Data
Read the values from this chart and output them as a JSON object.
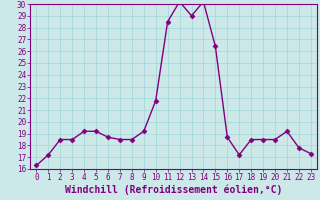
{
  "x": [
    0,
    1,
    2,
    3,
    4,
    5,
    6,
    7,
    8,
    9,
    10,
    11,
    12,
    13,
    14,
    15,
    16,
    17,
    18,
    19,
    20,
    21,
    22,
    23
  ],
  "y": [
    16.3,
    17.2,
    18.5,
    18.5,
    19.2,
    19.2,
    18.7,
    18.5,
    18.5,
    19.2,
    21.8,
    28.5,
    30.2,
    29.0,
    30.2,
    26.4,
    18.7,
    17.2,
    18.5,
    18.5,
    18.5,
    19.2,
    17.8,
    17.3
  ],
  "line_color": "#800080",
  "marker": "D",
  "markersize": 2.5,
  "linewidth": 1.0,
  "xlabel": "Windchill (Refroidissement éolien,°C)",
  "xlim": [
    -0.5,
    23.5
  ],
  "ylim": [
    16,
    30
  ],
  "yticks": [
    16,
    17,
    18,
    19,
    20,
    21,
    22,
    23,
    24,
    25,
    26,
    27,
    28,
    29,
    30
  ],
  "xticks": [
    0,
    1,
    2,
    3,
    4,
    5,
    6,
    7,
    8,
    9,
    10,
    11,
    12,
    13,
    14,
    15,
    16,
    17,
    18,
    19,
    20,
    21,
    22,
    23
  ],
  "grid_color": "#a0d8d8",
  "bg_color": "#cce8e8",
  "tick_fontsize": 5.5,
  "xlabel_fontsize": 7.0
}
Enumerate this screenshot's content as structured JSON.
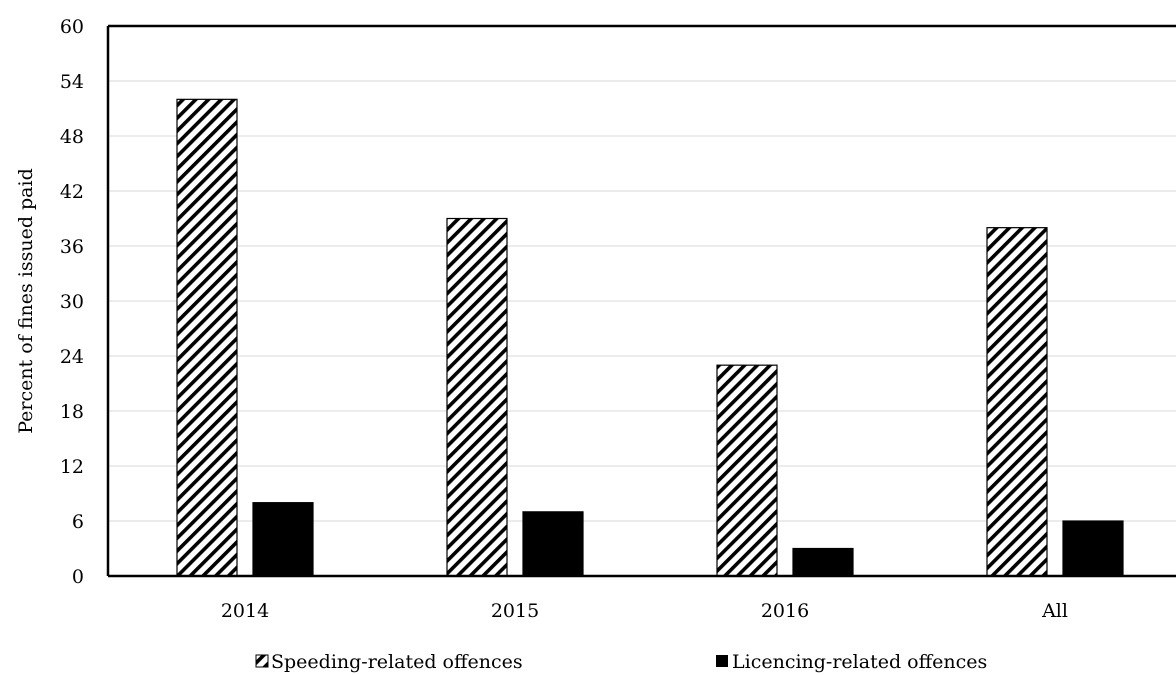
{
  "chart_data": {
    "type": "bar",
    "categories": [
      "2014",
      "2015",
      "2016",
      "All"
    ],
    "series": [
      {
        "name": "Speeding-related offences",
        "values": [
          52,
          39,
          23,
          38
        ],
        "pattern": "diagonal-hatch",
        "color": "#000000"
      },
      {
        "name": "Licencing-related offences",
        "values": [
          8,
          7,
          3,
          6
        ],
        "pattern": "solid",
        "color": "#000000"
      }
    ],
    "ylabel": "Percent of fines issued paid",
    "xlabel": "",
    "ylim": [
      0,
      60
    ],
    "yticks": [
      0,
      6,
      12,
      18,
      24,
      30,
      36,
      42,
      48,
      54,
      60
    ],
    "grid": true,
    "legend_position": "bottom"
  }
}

Prompt
Only lines holding the string "name" are wanted; gather each one from the entries above.

Output of the exercise
        "name": "Speeding-related offences",
        "name": "Licencing-related offences",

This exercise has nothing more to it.